• **Given data**:
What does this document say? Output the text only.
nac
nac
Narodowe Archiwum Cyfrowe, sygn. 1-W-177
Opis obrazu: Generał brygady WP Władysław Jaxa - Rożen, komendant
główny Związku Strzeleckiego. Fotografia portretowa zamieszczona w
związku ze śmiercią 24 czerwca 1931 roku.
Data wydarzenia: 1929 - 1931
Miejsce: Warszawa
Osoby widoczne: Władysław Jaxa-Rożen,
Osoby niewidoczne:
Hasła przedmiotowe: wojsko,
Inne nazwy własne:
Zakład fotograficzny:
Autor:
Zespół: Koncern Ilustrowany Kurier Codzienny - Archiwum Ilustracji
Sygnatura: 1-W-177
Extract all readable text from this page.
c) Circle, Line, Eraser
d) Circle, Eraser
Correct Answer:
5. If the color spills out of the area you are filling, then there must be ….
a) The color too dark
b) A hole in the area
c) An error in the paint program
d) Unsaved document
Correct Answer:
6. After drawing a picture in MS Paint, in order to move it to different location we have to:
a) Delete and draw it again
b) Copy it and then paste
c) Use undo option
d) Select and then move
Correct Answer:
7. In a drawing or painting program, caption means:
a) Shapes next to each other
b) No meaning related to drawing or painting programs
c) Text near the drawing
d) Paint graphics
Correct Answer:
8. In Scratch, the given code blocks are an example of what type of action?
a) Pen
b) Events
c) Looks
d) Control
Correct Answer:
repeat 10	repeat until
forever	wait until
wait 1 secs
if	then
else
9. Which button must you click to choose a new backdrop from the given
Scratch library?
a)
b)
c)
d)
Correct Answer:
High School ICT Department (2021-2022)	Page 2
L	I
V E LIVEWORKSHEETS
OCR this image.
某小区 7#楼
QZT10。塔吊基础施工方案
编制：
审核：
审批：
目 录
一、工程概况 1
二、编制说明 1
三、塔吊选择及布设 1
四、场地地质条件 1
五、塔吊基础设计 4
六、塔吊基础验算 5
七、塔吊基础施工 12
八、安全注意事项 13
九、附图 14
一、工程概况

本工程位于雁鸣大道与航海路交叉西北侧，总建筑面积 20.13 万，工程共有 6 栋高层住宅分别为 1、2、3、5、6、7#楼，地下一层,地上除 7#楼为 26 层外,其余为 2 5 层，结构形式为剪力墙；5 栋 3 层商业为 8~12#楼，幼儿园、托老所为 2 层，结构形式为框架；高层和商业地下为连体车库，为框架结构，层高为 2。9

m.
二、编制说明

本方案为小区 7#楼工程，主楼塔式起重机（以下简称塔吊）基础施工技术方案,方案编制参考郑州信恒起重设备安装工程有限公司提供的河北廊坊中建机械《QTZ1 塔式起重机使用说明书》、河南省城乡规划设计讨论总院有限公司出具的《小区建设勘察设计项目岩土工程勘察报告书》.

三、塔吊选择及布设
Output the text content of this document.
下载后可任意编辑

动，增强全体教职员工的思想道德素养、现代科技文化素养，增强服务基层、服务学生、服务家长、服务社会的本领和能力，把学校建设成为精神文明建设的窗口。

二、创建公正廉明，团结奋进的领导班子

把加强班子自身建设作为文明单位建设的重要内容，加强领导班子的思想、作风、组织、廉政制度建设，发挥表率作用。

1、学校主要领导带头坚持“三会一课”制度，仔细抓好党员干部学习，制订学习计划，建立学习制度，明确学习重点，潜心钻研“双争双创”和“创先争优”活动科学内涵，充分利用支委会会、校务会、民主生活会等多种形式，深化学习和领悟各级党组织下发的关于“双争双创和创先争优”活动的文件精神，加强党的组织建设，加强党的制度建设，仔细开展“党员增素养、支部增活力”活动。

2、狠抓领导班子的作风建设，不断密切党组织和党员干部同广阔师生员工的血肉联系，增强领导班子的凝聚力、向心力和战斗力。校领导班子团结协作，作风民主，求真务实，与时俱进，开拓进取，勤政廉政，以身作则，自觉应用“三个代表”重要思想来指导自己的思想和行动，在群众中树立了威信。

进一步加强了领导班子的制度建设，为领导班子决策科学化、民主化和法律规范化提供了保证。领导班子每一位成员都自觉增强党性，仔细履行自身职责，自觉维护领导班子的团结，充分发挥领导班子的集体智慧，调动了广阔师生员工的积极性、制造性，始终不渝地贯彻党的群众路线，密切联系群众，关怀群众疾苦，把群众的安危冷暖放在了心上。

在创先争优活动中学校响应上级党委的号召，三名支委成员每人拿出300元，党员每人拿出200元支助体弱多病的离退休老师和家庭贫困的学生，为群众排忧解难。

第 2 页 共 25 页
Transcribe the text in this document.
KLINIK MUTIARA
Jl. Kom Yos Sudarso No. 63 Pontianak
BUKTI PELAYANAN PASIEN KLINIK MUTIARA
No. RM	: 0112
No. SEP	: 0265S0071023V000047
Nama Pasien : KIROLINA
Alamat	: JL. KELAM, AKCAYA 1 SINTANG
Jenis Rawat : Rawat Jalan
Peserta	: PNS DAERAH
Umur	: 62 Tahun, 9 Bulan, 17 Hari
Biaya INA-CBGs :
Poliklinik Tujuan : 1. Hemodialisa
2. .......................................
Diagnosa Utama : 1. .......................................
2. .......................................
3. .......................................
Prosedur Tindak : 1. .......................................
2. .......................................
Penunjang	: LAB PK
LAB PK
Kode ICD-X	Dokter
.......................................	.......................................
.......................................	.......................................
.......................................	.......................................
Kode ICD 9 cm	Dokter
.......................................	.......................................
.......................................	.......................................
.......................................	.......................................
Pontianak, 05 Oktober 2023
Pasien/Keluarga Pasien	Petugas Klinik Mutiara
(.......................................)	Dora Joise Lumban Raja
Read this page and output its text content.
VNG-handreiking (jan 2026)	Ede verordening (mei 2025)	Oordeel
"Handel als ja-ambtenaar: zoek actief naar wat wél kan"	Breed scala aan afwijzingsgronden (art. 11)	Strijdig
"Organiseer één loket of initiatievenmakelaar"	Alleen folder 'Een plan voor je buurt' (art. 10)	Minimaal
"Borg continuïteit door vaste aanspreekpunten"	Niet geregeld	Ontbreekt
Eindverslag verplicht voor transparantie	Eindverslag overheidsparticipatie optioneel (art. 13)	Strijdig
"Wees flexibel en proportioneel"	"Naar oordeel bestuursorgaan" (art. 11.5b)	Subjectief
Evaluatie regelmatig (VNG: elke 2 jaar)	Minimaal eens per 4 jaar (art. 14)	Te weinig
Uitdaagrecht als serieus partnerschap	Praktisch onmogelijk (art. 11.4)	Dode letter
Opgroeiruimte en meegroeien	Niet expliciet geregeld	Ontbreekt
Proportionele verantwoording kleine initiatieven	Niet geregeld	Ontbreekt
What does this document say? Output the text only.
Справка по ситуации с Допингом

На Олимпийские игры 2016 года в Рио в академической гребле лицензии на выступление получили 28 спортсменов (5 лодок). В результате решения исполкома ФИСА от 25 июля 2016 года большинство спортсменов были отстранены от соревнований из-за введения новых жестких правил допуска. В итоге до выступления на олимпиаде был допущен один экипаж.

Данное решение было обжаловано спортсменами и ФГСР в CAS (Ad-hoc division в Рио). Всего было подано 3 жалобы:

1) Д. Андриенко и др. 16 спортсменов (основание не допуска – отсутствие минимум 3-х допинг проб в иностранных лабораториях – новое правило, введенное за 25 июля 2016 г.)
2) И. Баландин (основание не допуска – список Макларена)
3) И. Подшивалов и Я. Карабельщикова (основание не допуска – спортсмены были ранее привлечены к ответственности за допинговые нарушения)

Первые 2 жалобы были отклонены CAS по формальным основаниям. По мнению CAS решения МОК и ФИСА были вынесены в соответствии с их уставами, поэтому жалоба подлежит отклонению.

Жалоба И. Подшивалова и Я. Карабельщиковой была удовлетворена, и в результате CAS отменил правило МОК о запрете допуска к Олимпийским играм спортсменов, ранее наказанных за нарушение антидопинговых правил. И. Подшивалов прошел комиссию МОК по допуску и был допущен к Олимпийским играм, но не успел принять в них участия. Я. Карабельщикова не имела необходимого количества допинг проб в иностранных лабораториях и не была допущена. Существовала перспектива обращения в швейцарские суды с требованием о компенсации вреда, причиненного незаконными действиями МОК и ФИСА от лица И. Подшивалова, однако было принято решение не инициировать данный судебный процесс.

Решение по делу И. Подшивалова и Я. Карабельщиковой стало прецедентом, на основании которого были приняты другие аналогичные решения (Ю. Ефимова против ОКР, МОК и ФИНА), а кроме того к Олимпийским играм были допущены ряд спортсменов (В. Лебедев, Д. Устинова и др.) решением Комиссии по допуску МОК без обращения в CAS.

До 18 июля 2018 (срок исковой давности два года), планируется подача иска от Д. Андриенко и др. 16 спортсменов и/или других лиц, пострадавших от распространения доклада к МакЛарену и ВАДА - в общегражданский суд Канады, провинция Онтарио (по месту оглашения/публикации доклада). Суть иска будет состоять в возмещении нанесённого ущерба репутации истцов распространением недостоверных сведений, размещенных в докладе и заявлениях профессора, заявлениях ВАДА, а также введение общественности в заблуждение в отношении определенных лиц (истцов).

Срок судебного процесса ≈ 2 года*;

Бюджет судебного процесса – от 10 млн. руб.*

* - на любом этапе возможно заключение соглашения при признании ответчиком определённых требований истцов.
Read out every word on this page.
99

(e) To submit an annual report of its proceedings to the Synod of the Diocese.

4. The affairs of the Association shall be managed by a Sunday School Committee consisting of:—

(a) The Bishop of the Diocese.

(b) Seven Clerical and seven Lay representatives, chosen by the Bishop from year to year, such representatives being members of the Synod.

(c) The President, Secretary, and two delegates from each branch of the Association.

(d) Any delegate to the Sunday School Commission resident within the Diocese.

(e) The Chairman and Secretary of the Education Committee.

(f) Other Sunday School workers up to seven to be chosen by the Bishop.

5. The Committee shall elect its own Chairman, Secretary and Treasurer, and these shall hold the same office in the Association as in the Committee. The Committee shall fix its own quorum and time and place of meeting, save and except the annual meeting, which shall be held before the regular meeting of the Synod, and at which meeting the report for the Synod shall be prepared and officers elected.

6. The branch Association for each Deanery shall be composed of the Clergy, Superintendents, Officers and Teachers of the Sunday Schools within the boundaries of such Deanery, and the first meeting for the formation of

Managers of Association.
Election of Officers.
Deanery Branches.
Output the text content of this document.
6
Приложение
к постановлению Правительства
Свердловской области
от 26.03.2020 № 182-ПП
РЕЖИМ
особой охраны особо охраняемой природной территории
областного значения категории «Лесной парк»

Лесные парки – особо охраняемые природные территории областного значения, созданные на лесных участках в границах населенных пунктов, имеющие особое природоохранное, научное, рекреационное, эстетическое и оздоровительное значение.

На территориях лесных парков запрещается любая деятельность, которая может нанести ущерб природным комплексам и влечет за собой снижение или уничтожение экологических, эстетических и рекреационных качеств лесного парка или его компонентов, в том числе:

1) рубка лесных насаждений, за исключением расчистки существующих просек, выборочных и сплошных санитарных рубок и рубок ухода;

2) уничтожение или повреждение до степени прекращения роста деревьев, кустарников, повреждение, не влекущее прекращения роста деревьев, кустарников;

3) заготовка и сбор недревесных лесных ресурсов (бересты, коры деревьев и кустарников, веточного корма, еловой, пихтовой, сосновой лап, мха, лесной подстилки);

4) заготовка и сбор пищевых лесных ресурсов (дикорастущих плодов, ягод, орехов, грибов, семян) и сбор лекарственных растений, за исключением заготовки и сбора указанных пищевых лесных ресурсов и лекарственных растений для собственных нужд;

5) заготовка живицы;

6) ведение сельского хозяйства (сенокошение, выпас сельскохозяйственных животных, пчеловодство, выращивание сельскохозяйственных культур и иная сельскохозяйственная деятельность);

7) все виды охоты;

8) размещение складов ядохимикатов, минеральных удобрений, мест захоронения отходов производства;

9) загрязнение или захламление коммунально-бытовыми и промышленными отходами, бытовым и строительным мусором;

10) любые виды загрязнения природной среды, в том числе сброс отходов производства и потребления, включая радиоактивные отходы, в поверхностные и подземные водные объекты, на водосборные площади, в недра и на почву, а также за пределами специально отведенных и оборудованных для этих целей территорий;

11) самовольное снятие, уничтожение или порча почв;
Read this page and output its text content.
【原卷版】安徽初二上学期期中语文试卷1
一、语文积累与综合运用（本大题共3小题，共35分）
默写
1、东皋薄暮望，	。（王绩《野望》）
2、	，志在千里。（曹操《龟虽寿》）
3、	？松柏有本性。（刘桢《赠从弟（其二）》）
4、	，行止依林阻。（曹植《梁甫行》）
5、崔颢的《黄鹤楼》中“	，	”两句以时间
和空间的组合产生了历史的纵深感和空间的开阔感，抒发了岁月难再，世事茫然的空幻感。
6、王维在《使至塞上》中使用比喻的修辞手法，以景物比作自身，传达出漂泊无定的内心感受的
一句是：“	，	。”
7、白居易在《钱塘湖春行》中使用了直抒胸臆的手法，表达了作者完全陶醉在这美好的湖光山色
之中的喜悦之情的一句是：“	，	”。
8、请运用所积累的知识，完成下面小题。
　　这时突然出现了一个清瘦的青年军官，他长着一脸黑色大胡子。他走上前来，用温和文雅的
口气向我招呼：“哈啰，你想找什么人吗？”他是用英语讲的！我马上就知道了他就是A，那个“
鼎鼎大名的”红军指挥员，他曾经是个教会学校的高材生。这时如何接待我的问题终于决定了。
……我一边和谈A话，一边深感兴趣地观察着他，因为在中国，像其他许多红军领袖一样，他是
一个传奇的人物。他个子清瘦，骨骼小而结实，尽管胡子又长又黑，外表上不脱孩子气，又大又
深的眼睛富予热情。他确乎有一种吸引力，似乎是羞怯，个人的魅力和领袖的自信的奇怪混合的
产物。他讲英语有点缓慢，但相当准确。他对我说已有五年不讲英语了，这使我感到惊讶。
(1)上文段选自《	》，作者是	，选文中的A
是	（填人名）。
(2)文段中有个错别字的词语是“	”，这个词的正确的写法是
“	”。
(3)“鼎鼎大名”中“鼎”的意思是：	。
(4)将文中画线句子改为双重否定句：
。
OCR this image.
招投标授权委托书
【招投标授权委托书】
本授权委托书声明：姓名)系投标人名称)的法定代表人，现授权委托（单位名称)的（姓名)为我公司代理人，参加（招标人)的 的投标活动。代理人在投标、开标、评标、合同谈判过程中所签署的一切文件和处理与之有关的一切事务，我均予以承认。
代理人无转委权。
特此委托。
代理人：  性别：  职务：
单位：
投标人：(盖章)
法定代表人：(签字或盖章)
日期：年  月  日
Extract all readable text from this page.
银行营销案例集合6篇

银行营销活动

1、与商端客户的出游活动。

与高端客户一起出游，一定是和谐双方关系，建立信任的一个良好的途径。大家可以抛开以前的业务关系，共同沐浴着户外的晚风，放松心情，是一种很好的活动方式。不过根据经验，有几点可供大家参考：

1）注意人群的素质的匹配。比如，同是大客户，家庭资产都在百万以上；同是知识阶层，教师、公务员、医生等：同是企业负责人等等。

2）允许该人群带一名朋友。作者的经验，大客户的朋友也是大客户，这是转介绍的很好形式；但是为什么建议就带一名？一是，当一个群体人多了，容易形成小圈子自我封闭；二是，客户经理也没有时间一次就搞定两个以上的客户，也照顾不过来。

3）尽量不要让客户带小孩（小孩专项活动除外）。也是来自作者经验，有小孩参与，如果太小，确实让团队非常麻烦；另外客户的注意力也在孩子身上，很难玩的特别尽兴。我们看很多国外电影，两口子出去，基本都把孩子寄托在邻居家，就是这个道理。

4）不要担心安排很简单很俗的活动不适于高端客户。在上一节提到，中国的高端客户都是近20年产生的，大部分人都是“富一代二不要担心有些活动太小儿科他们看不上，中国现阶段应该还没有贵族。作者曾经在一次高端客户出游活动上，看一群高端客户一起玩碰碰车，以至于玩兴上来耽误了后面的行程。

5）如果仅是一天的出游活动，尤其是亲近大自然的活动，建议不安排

• **Short exercise**:
Take every line from the records above that has the word "report" and copy it.

• **Output**:
(e) To submit an annual report of its proceedings to the Synod of the Diocese.
5. The Committee shall elect its own Chairman, Secretary and Treasurer, and these shall hold the same office in the Association as in the Committee. The Committee shall fix its own quorum and time and place of meeting, save and except the annual meeting, which shall be held before the regular meeting of the Synod, and at which meeting the report for the Synod shall be prepared and officers elected.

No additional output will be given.